Data entries for graphics:
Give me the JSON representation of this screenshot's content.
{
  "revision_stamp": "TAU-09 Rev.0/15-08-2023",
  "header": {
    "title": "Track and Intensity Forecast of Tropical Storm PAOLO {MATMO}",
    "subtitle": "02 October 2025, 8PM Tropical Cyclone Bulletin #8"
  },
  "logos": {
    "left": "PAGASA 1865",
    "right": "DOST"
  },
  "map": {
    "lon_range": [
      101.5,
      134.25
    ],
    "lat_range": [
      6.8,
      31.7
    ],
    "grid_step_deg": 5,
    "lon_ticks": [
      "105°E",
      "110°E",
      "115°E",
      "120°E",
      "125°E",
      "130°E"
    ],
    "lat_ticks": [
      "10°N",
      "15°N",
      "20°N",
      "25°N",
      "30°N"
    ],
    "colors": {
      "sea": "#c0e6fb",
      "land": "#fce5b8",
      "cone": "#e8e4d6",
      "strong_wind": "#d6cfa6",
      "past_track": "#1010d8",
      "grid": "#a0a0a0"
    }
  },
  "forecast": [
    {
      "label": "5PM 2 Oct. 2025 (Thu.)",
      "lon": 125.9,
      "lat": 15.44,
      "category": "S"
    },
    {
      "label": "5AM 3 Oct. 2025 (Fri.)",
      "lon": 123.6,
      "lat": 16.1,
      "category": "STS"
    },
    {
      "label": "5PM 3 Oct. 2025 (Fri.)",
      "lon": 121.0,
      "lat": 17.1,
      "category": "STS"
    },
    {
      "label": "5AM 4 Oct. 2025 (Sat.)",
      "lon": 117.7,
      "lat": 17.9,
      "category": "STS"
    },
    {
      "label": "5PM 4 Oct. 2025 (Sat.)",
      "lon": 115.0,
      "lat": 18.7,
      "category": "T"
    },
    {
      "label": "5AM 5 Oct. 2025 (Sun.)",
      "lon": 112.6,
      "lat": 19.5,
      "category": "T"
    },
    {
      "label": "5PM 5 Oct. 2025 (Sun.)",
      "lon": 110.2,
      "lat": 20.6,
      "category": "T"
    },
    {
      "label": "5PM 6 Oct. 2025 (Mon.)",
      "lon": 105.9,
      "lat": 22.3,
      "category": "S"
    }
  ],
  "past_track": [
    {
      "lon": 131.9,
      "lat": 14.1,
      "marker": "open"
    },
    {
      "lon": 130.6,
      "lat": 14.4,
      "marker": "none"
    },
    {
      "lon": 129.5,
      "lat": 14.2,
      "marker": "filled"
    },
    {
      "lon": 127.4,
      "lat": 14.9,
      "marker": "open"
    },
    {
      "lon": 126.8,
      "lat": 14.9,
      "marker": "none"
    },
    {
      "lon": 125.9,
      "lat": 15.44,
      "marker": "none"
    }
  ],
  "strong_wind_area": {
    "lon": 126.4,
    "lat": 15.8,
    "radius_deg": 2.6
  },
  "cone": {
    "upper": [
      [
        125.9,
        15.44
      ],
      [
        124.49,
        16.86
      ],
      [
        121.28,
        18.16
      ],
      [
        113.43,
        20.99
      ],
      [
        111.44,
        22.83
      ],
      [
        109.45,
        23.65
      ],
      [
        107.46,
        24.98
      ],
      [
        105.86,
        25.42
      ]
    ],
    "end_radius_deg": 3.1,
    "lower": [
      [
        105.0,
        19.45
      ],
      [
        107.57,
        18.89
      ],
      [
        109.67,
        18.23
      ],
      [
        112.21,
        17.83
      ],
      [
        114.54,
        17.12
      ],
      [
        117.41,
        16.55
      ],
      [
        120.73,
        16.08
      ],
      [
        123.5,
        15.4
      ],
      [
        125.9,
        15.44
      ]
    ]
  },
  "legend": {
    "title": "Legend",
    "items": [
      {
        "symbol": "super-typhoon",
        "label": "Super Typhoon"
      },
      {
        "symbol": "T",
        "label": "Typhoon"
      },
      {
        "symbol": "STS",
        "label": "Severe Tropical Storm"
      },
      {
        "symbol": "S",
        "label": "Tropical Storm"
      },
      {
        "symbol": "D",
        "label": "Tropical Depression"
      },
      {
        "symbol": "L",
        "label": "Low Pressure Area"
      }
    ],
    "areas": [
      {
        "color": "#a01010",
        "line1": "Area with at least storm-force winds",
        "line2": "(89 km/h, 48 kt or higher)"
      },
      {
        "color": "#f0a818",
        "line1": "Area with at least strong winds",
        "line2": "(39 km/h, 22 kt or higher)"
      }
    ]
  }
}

* Written exercise:
Repeat the data above exactly.

* Final result:
Give me the JSON representation of this screenshot's content.
{
  "revision_stamp": "TAU-09 Rev.0/15-08-2023",
  "header": {
    "title": "Track and Intensity Forecast of Tropical Storm PAOLO {MATMO}",
    "subtitle": "02 October 2025, 8PM Tropical Cyclone Bulletin #8"
  },
  "logos": {
    "left": "PAGASA 1865",
    "right": "DOST"
  },
  "map": {
    "lon_range": [
      101.5,
      134.25
    ],
    "lat_range": [
      6.8,
      31.7
    ],
    "grid_step_deg": 5,
    "lon_ticks": [
      "105°E",
      "110°E",
      "115°E",
      "120°E",
      "125°E",
      "130°E"
    ],
    "lat_ticks": [
      "10°N",
      "15°N",
      "20°N",
      "25°N",
      "30°N"
    ],
    "colors": {
      "sea": "#c0e6fb",
      "land": "#fce5b8",
      "cone": "#e8e4d6",
      "strong_wind": "#d6cfa6",
      "past_track": "#1010d8",
      "grid": "#a0a0a0"
    }
  },
  "forecast": [
    {
      "label": "5PM 2 Oct. 2025 (Thu.)",
      "lon": 125.9,
      "lat": 15.44,
      "category": "S"
    },
    {
      "label": "5AM 3 Oct. 2025 (Fri.)",
      "lon": 123.6,
      "lat": 16.1,
      "category": "STS"
    },
    {
      "label": "5PM 3 Oct. 2025 (Fri.)",
      "lon": 121.0,
      "lat": 17.1,
      "category": "STS"
    },
    {
      "label": "5AM 4 Oct. 2025 (Sat.)",
      "lon": 117.7,
      "lat": 17.9,
      "category": "STS"
    },
    {
      "label": "5PM 4 Oct. 2025 (Sat.)",
      "lon": 115.0,
      "lat": 18.7,
      "category": "T"
    },
    {
      "label": "5AM 5 Oct. 2025 (Sun.)",
      "lon": 112.6,
      "lat": 19.5,
      "category": "T"
    },
    {
      "label": "5PM 5 Oct. 2025 (Sun.)",
      "lon": 110.2,
      "lat": 20.6,
      "category": "T"
    },
    {
      "label": "5PM 6 Oct. 2025 (Mon.)",
      "lon": 105.9,
      "lat": 22.3,
      "category": "S"
    }
  ],
  "past_track": [
    {
      "lon": 131.9,
      "lat": 14.1,
      "marker": "open"
    },
    {
      "lon": 130.6,
      "lat": 14.4,
      "marker": "none"
    },
    {
      "lon": 129.5,
      "lat": 14.2,
      "marker": "filled"
    },
    {
      "lon": 127.4,
      "lat": 14.9,
      "marker": "open"
    },
    {
      "lon": 126.8,
      "lat": 14.9,
      "marker": "none"
    },
    {
      "lon": 125.9,
      "lat": 15.44,
      "marker": "none"
    }
  ],
  "strong_wind_area": {
    "lon": 126.4,
    "lat": 15.8,
    "radius_deg": 2.6
  },
  "cone": {
    "upper": [
      [
        125.9,
        15.44
      ],
      [
        124.49,
        16.86
      ],
      [
        121.28,
        18.16
      ],
      [
        113.43,
        20.99
      ],
      [
        111.44,
        22.83
      ],
      [
        109.45,
        23.65
      ],
      [
        107.46,
        24.98
      ],
      [
        105.86,
        25.42
      ]
    ],
    "end_radius_deg": 3.1,
    "lower": [
      [
        105.0,
        19.45
      ],
      [
        107.57,
        18.89
      ],
      [
        109.67,
        18.23
      ],
      [
        112.21,
        17.83
      ],
      [
        114.54,
        17.12
      ],
      [
        117.41,
        16.55
      ],
      [
        120.73,
        16.08
      ],
      [
        123.5,
        15.4
      ],
      [
        125.9,
        15.44
      ]
    ]
  },
  "legend": {
    "title": "Legend",
    "items": [
      {
        "symbol": "super-typhoon",
        "label": "Super Typhoon"
      },
      {
        "symbol": "T",
        "label": "Typhoon"
      },
      {
        "symbol": "STS",
        "label": "Severe Tropical Storm"
      },
      {
        "symbol": "S",
        "label": "Tropical Storm"
      },
      {
        "symbol": "D",
        "label": "Tropical Depression"
      },
      {
        "symbol": "L",
        "label": "Low Pressure Area"
      }
    ],
    "areas": [
      {
        "color": "#a01010",
        "line1": "Area with at least storm-force winds",
        "line2": "(89 km/h, 48 kt or higher)"
      },
      {
        "color": "#f0a818",
        "line1": "Area with at least strong winds",
        "line2": "(39 km/h, 22 kt or higher)"
      }
    ]
  }
}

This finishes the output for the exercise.